* TO DO *
Check every line below for the word "Carmen" and copy each one that has it.

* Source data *
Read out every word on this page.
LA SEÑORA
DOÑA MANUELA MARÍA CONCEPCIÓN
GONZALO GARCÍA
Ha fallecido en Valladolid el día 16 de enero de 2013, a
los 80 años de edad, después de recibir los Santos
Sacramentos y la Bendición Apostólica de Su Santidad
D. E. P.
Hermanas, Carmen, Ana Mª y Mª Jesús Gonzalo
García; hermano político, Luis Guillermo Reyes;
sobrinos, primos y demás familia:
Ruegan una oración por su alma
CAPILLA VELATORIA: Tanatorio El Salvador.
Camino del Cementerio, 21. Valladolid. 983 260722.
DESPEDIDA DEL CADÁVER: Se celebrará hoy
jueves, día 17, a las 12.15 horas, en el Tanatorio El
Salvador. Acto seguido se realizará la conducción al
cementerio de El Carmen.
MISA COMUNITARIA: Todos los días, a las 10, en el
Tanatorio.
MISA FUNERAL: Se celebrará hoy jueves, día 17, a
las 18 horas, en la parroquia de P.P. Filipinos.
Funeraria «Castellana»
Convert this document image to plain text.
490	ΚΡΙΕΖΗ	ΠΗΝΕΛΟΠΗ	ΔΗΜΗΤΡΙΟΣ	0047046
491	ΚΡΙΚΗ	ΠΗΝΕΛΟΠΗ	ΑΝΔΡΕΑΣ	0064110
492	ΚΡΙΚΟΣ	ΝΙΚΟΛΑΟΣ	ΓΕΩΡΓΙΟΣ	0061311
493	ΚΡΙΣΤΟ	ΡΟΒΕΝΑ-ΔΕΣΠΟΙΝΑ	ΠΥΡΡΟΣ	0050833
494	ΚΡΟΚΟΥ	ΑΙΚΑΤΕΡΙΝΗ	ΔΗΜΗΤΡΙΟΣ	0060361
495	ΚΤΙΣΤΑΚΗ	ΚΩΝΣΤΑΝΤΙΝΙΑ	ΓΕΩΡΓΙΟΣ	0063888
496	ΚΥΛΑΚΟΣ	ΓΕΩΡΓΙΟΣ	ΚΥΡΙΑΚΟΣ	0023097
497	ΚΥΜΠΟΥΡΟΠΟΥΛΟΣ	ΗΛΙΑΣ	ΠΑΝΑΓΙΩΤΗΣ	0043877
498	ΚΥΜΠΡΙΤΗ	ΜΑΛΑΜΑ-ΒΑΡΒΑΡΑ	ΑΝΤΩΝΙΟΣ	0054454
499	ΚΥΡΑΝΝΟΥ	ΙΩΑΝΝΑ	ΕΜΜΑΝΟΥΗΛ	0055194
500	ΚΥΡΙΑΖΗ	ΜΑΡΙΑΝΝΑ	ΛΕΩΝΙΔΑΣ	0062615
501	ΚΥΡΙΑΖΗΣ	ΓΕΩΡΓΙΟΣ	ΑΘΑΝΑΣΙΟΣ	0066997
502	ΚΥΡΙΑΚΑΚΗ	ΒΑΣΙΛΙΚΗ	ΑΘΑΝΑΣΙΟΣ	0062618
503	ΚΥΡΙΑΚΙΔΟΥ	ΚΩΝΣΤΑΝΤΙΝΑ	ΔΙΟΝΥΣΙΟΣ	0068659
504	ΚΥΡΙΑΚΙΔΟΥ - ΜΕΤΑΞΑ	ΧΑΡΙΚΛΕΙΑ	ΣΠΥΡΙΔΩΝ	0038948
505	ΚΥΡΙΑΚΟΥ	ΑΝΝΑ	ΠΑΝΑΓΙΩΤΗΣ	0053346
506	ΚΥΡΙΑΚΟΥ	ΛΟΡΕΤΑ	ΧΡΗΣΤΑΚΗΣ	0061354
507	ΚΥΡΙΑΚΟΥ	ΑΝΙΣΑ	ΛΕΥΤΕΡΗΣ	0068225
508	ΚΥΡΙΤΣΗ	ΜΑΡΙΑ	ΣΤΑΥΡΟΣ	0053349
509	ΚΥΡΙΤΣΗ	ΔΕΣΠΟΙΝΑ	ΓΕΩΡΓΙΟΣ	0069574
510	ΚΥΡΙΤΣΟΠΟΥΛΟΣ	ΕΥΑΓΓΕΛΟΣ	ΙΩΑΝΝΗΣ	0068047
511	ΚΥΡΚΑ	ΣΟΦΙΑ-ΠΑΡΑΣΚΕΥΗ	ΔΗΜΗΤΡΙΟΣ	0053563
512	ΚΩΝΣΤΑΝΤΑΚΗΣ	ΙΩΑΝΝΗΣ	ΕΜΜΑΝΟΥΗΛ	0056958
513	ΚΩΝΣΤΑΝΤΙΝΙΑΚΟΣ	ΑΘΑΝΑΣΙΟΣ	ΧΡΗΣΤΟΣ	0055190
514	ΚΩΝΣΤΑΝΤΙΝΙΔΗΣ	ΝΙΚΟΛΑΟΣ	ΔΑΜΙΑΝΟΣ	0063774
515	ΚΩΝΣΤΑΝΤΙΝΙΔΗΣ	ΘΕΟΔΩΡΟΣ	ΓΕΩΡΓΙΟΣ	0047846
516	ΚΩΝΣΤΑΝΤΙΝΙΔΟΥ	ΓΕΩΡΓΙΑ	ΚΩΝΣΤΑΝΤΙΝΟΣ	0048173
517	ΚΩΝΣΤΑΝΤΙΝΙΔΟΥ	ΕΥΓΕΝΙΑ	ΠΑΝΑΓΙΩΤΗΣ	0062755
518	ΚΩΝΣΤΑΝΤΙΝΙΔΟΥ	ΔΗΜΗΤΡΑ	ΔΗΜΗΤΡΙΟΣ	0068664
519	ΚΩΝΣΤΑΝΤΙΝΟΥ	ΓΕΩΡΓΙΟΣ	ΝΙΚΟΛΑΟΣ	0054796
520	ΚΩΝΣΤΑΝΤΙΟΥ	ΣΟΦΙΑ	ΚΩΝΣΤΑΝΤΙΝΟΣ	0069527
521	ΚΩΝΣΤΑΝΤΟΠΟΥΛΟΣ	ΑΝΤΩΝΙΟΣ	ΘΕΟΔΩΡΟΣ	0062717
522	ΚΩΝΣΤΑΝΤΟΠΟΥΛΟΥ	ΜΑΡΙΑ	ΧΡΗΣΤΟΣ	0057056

* RESULT OF THIS TASK *
Hermanas, Carmen, Ana Mª y Mª Jesús Gonzalo
cementerio de El Carmen.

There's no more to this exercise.